Search the data below for "progesterona"; list each line that holds it.

______

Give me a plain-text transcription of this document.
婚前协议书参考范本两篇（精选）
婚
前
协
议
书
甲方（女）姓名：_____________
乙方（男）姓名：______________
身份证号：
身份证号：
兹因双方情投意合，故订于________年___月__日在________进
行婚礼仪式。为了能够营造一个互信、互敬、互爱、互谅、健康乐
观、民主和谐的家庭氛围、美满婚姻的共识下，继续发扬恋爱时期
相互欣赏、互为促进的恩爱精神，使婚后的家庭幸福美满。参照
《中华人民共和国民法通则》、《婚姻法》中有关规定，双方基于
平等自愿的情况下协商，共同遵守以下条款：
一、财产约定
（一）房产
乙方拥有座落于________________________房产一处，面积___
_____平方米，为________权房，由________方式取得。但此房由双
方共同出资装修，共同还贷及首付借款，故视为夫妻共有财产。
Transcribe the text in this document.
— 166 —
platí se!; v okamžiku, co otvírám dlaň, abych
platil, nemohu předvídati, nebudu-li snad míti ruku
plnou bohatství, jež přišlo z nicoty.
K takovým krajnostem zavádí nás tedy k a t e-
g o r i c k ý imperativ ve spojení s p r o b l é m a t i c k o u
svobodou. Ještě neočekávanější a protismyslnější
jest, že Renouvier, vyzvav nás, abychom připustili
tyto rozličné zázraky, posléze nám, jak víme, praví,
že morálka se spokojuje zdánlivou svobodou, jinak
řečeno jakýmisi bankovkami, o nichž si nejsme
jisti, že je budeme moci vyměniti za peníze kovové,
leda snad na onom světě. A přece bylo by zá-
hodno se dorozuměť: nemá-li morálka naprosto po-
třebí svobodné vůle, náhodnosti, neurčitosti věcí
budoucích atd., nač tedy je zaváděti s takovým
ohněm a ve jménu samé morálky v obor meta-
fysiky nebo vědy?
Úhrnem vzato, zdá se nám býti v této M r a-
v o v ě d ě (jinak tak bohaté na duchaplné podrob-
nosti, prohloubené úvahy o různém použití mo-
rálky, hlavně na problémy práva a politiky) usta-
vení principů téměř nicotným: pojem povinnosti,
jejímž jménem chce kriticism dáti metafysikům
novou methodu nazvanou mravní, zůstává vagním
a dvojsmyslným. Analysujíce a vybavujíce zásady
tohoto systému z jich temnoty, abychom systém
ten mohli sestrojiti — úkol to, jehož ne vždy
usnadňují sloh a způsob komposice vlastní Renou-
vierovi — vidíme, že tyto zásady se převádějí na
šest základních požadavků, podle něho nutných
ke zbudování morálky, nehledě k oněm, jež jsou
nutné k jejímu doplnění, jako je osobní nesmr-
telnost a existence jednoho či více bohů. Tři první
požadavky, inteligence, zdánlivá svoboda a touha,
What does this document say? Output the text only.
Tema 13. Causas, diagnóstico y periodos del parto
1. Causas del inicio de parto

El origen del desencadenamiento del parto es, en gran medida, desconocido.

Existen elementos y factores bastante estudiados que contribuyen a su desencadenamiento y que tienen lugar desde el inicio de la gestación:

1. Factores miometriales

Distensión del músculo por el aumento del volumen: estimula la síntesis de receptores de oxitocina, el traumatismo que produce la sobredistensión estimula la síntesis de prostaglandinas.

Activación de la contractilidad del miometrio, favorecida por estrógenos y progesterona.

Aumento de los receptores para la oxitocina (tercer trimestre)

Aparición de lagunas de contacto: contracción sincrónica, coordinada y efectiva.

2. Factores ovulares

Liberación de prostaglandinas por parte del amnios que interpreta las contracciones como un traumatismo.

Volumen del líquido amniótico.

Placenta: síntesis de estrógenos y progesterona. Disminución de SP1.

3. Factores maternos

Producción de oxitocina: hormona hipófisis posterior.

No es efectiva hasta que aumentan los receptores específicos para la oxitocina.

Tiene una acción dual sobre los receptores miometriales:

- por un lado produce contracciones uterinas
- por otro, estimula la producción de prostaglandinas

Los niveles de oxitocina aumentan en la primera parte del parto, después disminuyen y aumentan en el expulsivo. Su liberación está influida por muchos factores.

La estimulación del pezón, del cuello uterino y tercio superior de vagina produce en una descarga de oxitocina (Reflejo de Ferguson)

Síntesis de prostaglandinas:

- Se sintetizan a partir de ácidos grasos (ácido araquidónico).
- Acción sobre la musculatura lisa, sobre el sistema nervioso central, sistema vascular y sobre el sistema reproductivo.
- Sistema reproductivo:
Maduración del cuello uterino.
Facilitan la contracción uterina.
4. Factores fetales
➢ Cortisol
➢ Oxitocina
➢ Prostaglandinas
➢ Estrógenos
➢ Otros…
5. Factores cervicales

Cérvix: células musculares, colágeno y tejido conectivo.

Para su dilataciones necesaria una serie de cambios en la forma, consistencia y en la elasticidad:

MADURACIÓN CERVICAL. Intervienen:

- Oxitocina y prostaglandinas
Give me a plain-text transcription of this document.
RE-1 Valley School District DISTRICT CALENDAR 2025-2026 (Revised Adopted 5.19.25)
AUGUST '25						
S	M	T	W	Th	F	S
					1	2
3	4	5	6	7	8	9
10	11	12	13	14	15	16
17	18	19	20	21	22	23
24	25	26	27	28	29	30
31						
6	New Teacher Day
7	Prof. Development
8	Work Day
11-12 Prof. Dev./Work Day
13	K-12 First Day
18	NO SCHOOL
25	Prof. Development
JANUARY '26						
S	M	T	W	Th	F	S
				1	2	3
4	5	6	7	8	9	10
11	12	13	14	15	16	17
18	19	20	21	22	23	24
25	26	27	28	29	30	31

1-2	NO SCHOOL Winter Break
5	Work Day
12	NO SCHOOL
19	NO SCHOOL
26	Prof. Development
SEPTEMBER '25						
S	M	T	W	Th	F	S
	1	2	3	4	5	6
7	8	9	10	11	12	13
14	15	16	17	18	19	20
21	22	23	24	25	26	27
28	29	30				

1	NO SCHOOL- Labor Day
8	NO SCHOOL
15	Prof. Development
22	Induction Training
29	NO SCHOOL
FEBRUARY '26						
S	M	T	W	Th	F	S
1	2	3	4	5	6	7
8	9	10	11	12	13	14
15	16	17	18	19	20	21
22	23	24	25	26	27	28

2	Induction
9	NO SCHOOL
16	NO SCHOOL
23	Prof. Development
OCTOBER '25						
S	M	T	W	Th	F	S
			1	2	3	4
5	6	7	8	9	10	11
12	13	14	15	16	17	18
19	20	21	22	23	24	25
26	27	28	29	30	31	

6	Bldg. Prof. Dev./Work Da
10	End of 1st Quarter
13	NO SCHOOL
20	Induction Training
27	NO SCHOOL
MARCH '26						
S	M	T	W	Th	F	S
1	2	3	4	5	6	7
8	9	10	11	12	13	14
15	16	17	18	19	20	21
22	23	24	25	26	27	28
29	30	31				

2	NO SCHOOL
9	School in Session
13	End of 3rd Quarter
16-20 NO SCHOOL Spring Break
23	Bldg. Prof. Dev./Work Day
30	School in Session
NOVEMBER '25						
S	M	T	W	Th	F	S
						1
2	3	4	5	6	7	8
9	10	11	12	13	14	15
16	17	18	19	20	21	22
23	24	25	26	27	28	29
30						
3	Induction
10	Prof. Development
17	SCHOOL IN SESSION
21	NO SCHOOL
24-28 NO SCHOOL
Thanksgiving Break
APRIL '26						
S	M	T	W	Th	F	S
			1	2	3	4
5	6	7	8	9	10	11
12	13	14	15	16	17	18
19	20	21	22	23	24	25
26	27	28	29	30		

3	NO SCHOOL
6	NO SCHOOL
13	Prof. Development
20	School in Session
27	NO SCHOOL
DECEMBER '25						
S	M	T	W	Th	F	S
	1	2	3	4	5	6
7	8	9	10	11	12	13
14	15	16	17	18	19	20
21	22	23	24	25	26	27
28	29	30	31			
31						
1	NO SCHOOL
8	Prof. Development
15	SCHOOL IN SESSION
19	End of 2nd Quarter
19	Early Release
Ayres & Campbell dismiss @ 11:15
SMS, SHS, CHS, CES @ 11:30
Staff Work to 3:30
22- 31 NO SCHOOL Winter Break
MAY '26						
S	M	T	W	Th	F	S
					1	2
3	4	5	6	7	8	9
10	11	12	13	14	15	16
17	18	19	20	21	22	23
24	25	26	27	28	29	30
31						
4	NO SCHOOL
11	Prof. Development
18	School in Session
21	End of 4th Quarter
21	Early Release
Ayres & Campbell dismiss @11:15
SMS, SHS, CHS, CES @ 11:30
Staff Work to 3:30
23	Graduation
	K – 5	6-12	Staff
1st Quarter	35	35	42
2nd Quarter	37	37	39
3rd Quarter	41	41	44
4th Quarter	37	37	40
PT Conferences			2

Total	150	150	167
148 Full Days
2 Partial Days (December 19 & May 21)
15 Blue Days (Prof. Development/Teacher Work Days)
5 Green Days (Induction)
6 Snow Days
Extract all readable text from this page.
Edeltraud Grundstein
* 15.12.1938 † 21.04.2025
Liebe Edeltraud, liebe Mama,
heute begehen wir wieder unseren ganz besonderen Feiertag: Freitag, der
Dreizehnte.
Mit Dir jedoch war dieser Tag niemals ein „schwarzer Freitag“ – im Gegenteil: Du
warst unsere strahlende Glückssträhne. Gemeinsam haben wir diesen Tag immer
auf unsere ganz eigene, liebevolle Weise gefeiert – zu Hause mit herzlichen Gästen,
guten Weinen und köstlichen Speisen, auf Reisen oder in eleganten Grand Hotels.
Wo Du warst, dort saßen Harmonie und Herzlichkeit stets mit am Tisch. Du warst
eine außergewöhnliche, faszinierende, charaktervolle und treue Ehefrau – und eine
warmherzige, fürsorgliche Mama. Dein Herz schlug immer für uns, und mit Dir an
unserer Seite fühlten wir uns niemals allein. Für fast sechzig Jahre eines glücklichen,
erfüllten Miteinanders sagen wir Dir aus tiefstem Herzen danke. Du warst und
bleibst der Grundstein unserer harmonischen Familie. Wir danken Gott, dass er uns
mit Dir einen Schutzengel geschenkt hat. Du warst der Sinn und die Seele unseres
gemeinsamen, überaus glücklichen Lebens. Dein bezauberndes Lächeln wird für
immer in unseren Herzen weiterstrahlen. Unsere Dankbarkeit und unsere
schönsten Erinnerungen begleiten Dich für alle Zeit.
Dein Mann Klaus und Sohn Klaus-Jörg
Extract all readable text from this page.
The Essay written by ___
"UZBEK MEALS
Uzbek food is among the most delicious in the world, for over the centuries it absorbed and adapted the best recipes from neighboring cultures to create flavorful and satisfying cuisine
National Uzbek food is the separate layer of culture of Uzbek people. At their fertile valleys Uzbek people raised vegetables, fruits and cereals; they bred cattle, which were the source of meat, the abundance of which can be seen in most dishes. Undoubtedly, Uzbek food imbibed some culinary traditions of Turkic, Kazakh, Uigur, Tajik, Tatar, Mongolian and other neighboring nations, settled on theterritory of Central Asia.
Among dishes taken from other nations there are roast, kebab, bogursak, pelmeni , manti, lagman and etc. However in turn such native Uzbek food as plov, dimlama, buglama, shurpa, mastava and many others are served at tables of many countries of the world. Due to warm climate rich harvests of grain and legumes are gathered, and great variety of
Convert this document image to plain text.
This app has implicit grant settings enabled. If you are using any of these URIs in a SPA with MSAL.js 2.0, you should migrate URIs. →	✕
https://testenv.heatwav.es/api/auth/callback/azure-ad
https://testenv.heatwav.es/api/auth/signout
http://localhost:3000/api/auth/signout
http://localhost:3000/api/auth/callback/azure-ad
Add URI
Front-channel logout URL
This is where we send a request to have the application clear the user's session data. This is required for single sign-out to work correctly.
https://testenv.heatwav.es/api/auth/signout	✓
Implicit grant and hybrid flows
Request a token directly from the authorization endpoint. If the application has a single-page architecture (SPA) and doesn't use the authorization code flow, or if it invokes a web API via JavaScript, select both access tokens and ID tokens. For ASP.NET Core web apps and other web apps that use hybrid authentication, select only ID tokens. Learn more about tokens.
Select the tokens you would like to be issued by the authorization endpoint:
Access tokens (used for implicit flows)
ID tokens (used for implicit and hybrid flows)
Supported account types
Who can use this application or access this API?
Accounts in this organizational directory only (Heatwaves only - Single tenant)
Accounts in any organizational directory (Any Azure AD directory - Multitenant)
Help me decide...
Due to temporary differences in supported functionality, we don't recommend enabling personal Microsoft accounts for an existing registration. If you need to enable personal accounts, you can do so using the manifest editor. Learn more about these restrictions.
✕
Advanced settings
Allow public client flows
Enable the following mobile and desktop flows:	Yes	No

______

**Full answer:**
Activación de la contractilidad del miometrio, favorecida por estrógenos y progesterona.
Placenta: síntesis de estrógenos y progesterona. Disminución de SP1.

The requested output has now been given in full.